▸ GOAL:
Skip the pictures and extract all of the lines exactly as written.
···
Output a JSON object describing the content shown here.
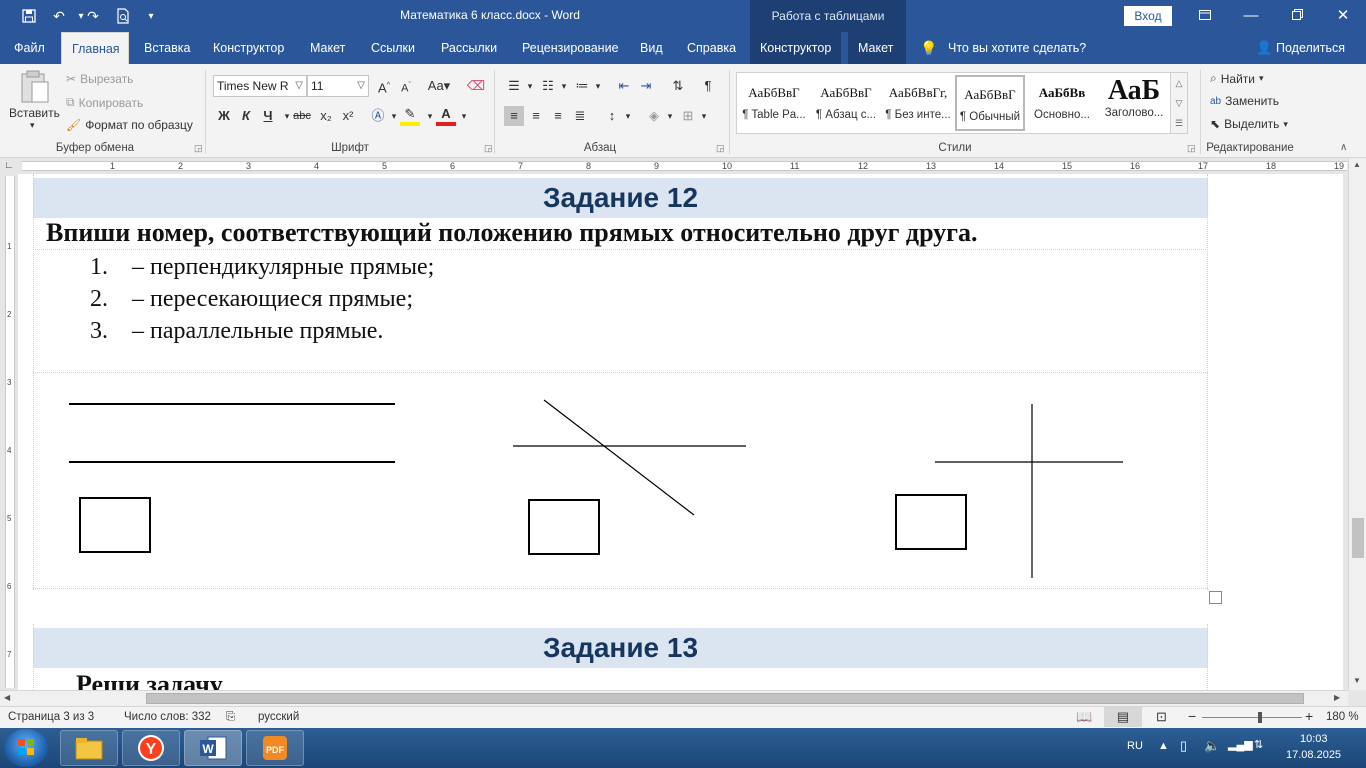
{
  "titlebar": {
    "doc_title": "Математика 6 класс.docx  -  Word",
    "context_group": "Работа с таблицами",
    "signin": "Вход",
    "icons": [
      "save-icon",
      "undo-icon",
      "redo-icon",
      "print-preview-icon",
      "customize-qa-icon"
    ]
  },
  "tabs": [
    {
      "label": "Файл"
    },
    {
      "label": "Главная"
    },
    {
      "label": "Вставка"
    },
    {
      "label": "Конструктор"
    },
    {
      "label": "Макет"
    },
    {
      "label": "Ссылки"
    },
    {
      "label": "Рассылки"
    },
    {
      "label": "Рецензирование"
    },
    {
      "label": "Вид"
    },
    {
      "label": "Справка"
    },
    {
      "label": "Конструктор"
    },
    {
      "label": "Макет"
    }
  ],
  "tell_me": "Что вы хотите сделать?",
  "share": "Поделиться",
  "ribbon": {
    "clipboard": {
      "paste": "Вставить",
      "cut": "Вырезать",
      "copy": "Копировать",
      "format_painter": "Формат по образцу",
      "label": "Буфер обмена"
    },
    "font": {
      "font_name": "Times New R",
      "font_size": "11",
      "bold": "Ж",
      "italic": "К",
      "underline": "Ч",
      "strike": "abc",
      "subscript": "x₂",
      "superscript": "x²",
      "label": "Шрифт"
    },
    "paragraph": {
      "label": "Абзац"
    },
    "styles": {
      "items": [
        {
          "preview": "АаБбВвГ",
          "name": "¶ Table Pa..."
        },
        {
          "preview": "АаБбВвГ",
          "name": "¶ Абзац с..."
        },
        {
          "preview": "АаБбВвГг,",
          "name": "¶ Без инте..."
        },
        {
          "preview": "АаБбВвГ",
          "name": "¶ Обычный"
        },
        {
          "preview": "АаБбВв",
          "name": "Основно..."
        },
        {
          "preview": "АаБ",
          "name": "Заголово..."
        }
      ],
      "label": "Стили"
    },
    "editing": {
      "find": "Найти",
      "replace": "Заменить",
      "select": "Выделить",
      "label": "Редактирование"
    }
  },
  "ruler": {
    "h_ticks": [
      "1",
      "2",
      "3",
      "4",
      "5",
      "6",
      "7",
      "8",
      "9",
      "10",
      "11",
      "12",
      "13",
      "14",
      "15",
      "16",
      "17",
      "18",
      "19"
    ],
    "v_ticks": [
      "1",
      "2",
      "3",
      "4",
      "5",
      "6",
      "7"
    ]
  },
  "document": {
    "task12_title": "Задание 12",
    "instruction": "Впиши номер, соответствующий положению прямых относительно друг друга.",
    "list": [
      {
        "num": "1.",
        "text": "– перпендикулярные прямые;"
      },
      {
        "num": "2.",
        "text": "– пересекающиеся прямые;"
      },
      {
        "num": "3.",
        "text": "– параллельные прямые."
      }
    ],
    "figures": [
      "parallel-lines",
      "intersecting-lines",
      "perpendicular-lines"
    ],
    "task13_title": "Задание 13",
    "task13_text": "Реши задачу"
  },
  "status": {
    "page": "Страница 3 из 3",
    "words": "Число слов: 332",
    "language": "русский",
    "zoom": "180 %"
  },
  "taskbar": {
    "apps": [
      "explorer",
      "yandex-browser",
      "word",
      "pdf-tool"
    ],
    "lang": "RU",
    "time": "10:03",
    "date": "17.08.2025"
  },
  "colors": {
    "brand": "#2b579a",
    "heading_band": "#dbe5f1",
    "heading_text": "#17365d"
  }
}
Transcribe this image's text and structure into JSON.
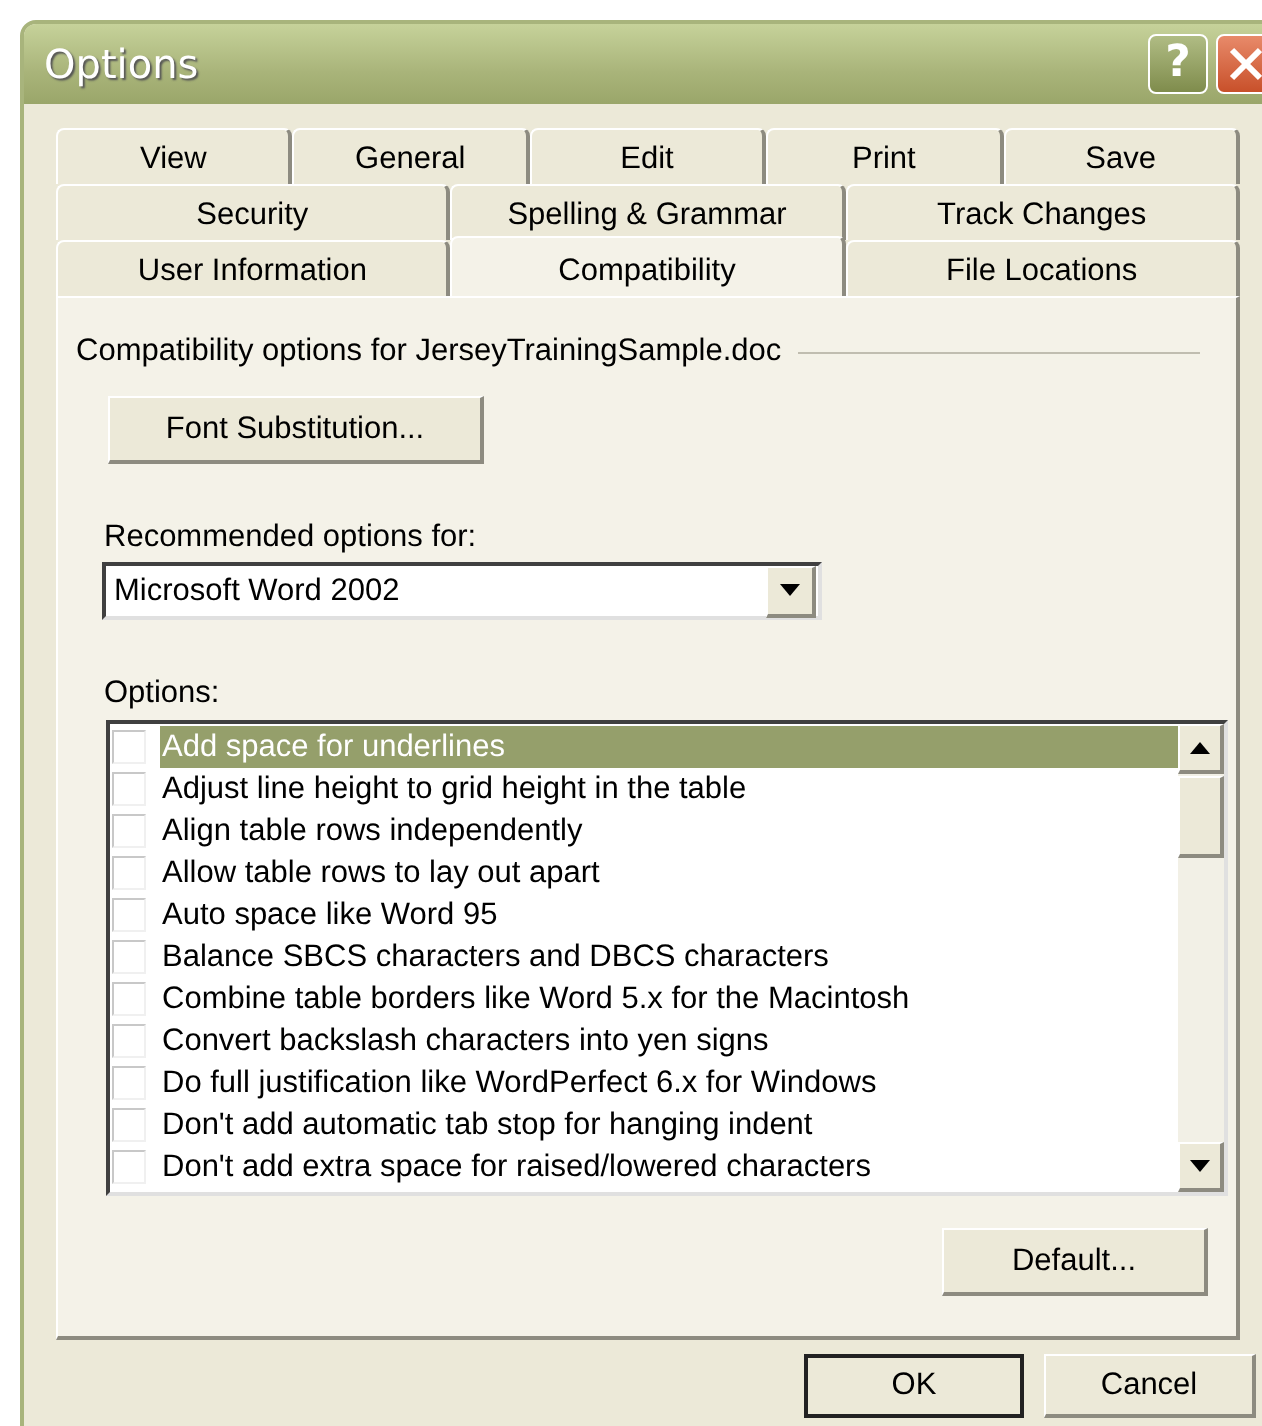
{
  "window": {
    "title": "Options",
    "help_button": "?"
  },
  "tab_rows": [
    [
      {
        "label": "View",
        "selected": false
      },
      {
        "label": "General",
        "selected": false
      },
      {
        "label": "Edit",
        "selected": false
      },
      {
        "label": "Print",
        "selected": false
      },
      {
        "label": "Save",
        "selected": false
      }
    ],
    [
      {
        "label": "Security",
        "selected": false
      },
      {
        "label": "Spelling & Grammar",
        "selected": false
      },
      {
        "label": "Track Changes",
        "selected": false
      }
    ],
    [
      {
        "label": "User Information",
        "selected": false
      },
      {
        "label": "Compatibility",
        "selected": true
      },
      {
        "label": "File Locations",
        "selected": false
      }
    ]
  ],
  "group_caption": "Compatibility options for JerseyTrainingSample.doc",
  "font_substitution_button": "Font Substitution...",
  "recommended": {
    "label": "Recommended options for:",
    "value": "Microsoft Word 2002"
  },
  "options_label": "Options:",
  "options": [
    {
      "label": "Add space for underlines",
      "checked": false,
      "selected": true
    },
    {
      "label": "Adjust line height to grid height in the table",
      "checked": false,
      "selected": false
    },
    {
      "label": "Align table rows independently",
      "checked": false,
      "selected": false
    },
    {
      "label": "Allow table rows to lay out apart",
      "checked": false,
      "selected": false
    },
    {
      "label": "Auto space like Word 95",
      "checked": false,
      "selected": false
    },
    {
      "label": "Balance SBCS characters and DBCS characters",
      "checked": false,
      "selected": false
    },
    {
      "label": "Combine table borders like Word 5.x for the Macintosh",
      "checked": false,
      "selected": false
    },
    {
      "label": "Convert backslash characters into yen signs",
      "checked": false,
      "selected": false
    },
    {
      "label": "Do full justification like WordPerfect 6.x for Windows",
      "checked": false,
      "selected": false
    },
    {
      "label": "Don't add automatic tab stop for hanging indent",
      "checked": false,
      "selected": false
    },
    {
      "label": "Don't add extra space for raised/lowered characters",
      "checked": false,
      "selected": false
    }
  ],
  "default_button": "Default...",
  "buttons": [
    "OK",
    "Cancel"
  ]
}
···
▸ SOLUTION:
Output a JSON object describing the content shown here.
{
  "titlebar": {
    "doc_title": "Математика 6 класс.docx  -  Word",
    "context_group": "Работа с таблицами",
    "signin": "Вход",
    "icons": [
      "save-icon",
      "undo-icon",
      "redo-icon",
      "print-preview-icon",
      "customize-qa-icon"
    ]
  },
  "tabs": [
    {
      "label": "Файл"
    },
    {
      "label": "Главная"
    },
    {
      "label": "Вставка"
    },
    {
      "label": "Конструктор"
    },
    {
      "label": "Макет"
    },
    {
      "label": "Ссылки"
    },
    {
      "label": "Рассылки"
    },
    {
      "label": "Рецензирование"
    },
    {
      "label": "Вид"
    },
    {
      "label": "Справка"
    },
    {
      "label": "Конструктор"
    },
    {
      "label": "Макет"
    }
  ],
  "tell_me": "Что вы хотите сделать?",
  "share": "Поделиться",
  "ribbon": {
    "clipboard": {
      "paste": "Вставить",
      "cut": "Вырезать",
      "copy": "Копировать",
      "format_painter": "Формат по образцу",
      "label": "Буфер обмена"
    },
    "font": {
      "font_name": "Times New R",
      "font_size": "11",
      "bold": "Ж",
      "italic": "К",
      "underline": "Ч",
      "strike": "abc",
      "subscript": "x₂",
      "superscript": "x²",
      "label": "Шрифт"
    },
    "paragraph": {
      "label": "Абзац"
    },
    "styles": {
      "items": [
        {
          "preview": "АаБбВвГ",
          "name": "¶ Table Pa..."
        },
        {
          "preview": "АаБбВвГ",
          "name": "¶ Абзац с..."
        },
        {
          "preview": "АаБбВвГг,",
          "name": "¶ Без инте..."
        },
        {
          "preview": "АаБбВвГ",
          "name": "¶ Обычный"
        },
        {
          "preview": "АаБбВв",
          "name": "Основно..."
        },
        {
          "preview": "АаБ",
          "name": "Заголово..."
        }
      ],
      "label": "Стили"
    },
    "editing": {
      "find": "Найти",
      "replace": "Заменить",
      "select": "Выделить",
      "label": "Редактирование"
    }
  },
  "ruler": {
    "h_ticks": [
      "1",
      "2",
      "3",
      "4",
      "5",
      "6",
      "7",
      "8",
      "9",
      "10",
      "11",
      "12",
      "13",
      "14",
      "15",
      "16",
      "17",
      "18",
      "19"
    ],
    "v_ticks": [
      "1",
      "2",
      "3",
      "4",
      "5",
      "6",
      "7"
    ]
  },
  "document": {
    "task12_title": "Задание 12",
    "instruction": "Впиши номер, соответствующий положению прямых относительно друг друга.",
    "list": [
      {
        "num": "1.",
        "text": "– перпендикулярные прямые;"
      },
      {
        "num": "2.",
        "text": "– пересекающиеся прямые;"
      },
      {
        "num": "3.",
        "text": "– параллельные прямые."
      }
    ],
    "figures": [
      "parallel-lines",
      "intersecting-lines",
      "perpendicular-lines"
    ],
    "task13_title": "Задание 13",
    "task13_text": "Реши задачу"
  },
  "status": {
    "page": "Страница 3 из 3",
    "words": "Число слов: 332",
    "language": "русский",
    "zoom": "180 %"
  },
  "taskbar": {
    "apps": [
      "explorer",
      "yandex-browser",
      "word",
      "pdf-tool"
    ],
    "lang": "RU",
    "time": "10:03",
    "date": "17.08.2025"
  },
  "colors": {
    "brand": "#2b579a",
    "heading_band": "#dbe5f1",
    "heading_text": "#17365d"
  }
}
Transcribe this image's text and structure into JSON.
{
  "window": {
    "title": "Options",
    "help_button": "?"
  },
  "tab_rows": [
    [
      {
        "label": "View",
        "selected": false
      },
      {
        "label": "General",
        "selected": false
      },
      {
        "label": "Edit",
        "selected": false
      },
      {
        "label": "Print",
        "selected": false
      },
      {
        "label": "Save",
        "selected": false
      }
    ],
    [
      {
        "label": "Security",
        "selected": false
      },
      {
        "label": "Spelling & Grammar",
        "selected": false
      },
      {
        "label": "Track Changes",
        "selected": false
      }
    ],
    [
      {
        "label": "User Information",
        "selected": false
      },
      {
        "label": "Compatibility",
        "selected": true
      },
      {
        "label": "File Locations",
        "selected": false
      }
    ]
  ],
  "group_caption": "Compatibility options for JerseyTrainingSample.doc",
  "font_substitution_button": "Font Substitution...",
  "recommended": {
    "label": "Recommended options for:",
    "value": "Microsoft Word 2002"
  },
  "options_label": "Options:",
  "options": [
    {
      "label": "Add space for underlines",
      "checked": false,
      "selected": true
    },
    {
      "label": "Adjust line height to grid height in the table",
      "checked": false,
      "selected": false
    },
    {
      "label": "Align table rows independently",
      "checked": false,
      "selected": false
    },
    {
      "label": "Allow table rows to lay out apart",
      "checked": false,
      "selected": false
    },
    {
      "label": "Auto space like Word 95",
      "checked": false,
      "selected": false
    },
    {
      "label": "Balance SBCS characters and DBCS characters",
      "checked": false,
      "selected": false
    },
    {
      "label": "Combine table borders like Word 5.x for the Macintosh",
      "checked": false,
      "selected": false
    },
    {
      "label": "Convert backslash characters into yen signs",
      "checked": false,
      "selected": false
    },
    {
      "label": "Do full justification like WordPerfect 6.x for Windows",
      "checked": false,
      "selected": false
    },
    {
      "label": "Don't add automatic tab stop for hanging indent",
      "checked": false,
      "selected": false
    },
    {
      "label": "Don't add extra space for raised/lowered characters",
      "checked": false,
      "selected": false
    }
  ],
  "default_button": "Default...",
  "buttons": [
    "OK",
    "Cancel"
  ]
}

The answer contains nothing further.